Exercise aim.
Every entry must be echoed exactly.

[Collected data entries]
= = = = =
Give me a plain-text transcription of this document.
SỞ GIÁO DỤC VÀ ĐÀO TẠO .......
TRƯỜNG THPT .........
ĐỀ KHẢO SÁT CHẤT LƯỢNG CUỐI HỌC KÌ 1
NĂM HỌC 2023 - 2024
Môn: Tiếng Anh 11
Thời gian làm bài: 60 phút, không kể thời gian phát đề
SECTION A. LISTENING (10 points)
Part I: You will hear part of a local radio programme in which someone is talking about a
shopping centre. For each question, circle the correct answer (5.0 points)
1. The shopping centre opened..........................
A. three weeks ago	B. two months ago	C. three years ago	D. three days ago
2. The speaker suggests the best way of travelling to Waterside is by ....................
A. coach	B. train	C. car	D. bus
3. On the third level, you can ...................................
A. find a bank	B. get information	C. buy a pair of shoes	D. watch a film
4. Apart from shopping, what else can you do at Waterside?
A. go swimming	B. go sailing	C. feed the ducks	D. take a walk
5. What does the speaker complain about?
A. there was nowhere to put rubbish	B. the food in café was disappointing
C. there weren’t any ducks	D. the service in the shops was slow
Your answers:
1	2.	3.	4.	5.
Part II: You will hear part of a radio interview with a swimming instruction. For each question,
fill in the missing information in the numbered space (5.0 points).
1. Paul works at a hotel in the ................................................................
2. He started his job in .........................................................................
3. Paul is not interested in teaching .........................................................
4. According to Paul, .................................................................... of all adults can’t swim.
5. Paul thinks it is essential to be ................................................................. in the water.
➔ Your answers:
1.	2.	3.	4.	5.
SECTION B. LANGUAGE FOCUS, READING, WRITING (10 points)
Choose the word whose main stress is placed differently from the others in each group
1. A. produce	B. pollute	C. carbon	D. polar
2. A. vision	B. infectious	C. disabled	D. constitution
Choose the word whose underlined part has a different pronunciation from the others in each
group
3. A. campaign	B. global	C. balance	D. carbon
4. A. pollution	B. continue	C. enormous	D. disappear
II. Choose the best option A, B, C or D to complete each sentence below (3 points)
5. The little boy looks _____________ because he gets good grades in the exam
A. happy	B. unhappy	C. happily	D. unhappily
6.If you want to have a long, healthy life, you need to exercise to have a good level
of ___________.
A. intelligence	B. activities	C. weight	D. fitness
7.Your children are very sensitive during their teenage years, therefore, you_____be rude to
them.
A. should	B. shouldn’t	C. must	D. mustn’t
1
= = = = =
Final result.
Give me a plain-text transcription of this document.
SỞ GIÁO DỤC VÀ ĐÀO TẠO .......
TRƯỜNG THPT .........
ĐỀ KHẢO SÁT CHẤT LƯỢNG CUỐI HỌC KÌ 1
NĂM HỌC 2023 - 2024
Môn: Tiếng Anh 11
Thời gian làm bài: 60 phút, không kể thời gian phát đề
SECTION A. LISTENING (10 points)
Part I: You will hear part of a local radio programme in which someone is talking about a
shopping centre. For each question, circle the correct answer (5.0 points)
1. The shopping centre opened..........................
A. three weeks ago	B. two months ago	C. three years ago	D. three days ago
2. The speaker suggests the best way of travelling to Waterside is by ....................
A. coach	B. train	C. car	D. bus
3. On the third level, you can ...................................
A. find a bank	B. get information	C. buy a pair of shoes	D. watch a film
4. Apart from shopping, what else can you do at Waterside?
A. go swimming	B. go sailing	C. feed the ducks	D. take a walk
5. What does the speaker complain about?
A. there was nowhere to put rubbish	B. the food in café was disappointing
C. there weren’t any ducks	D. the service in the shops was slow
Your answers:
1	2.	3.	4.	5.
Part II: You will hear part of a radio interview with a swimming instruction. For each question,
fill in the missing information in the numbered space (5.0 points).
1. Paul works at a hotel in the ................................................................
2. He started his job in .........................................................................
3. Paul is not interested in teaching .........................................................
4. According to Paul, .................................................................... of all adults can’t swim.
5. Paul thinks it is essential to be ................................................................. in the water.
➔ Your answers:
1.	2.	3.	4.	5.
SECTION B. LANGUAGE FOCUS, READING, WRITING (10 points)
Choose the word whose main stress is placed differently from the others in each group
1. A. produce	B. pollute	C. carbon	D. polar
2. A. vision	B. infectious	C. disabled	D. constitution
Choose the word whose underlined part has a different pronunciation from the others in each
group
3. A. campaign	B. global	C. balance	D. carbon
4. A. pollution	B. continue	C. enormous	D. disappear
II. Choose the best option A, B, C or D to complete each sentence below (3 points)
5. The little boy looks _____________ because he gets good grades in the exam
A. happy	B. unhappy	C. happily	D. unhappily
6.If you want to have a long, healthy life, you need to exercise to have a good level
of ___________.
A. intelligence	B. activities	C. weight	D. fitness
7.Your children are very sensitive during their teenage years, therefore, you_____be rude to
them.
A. should	B. shouldn’t	C. must	D. mustn’t
1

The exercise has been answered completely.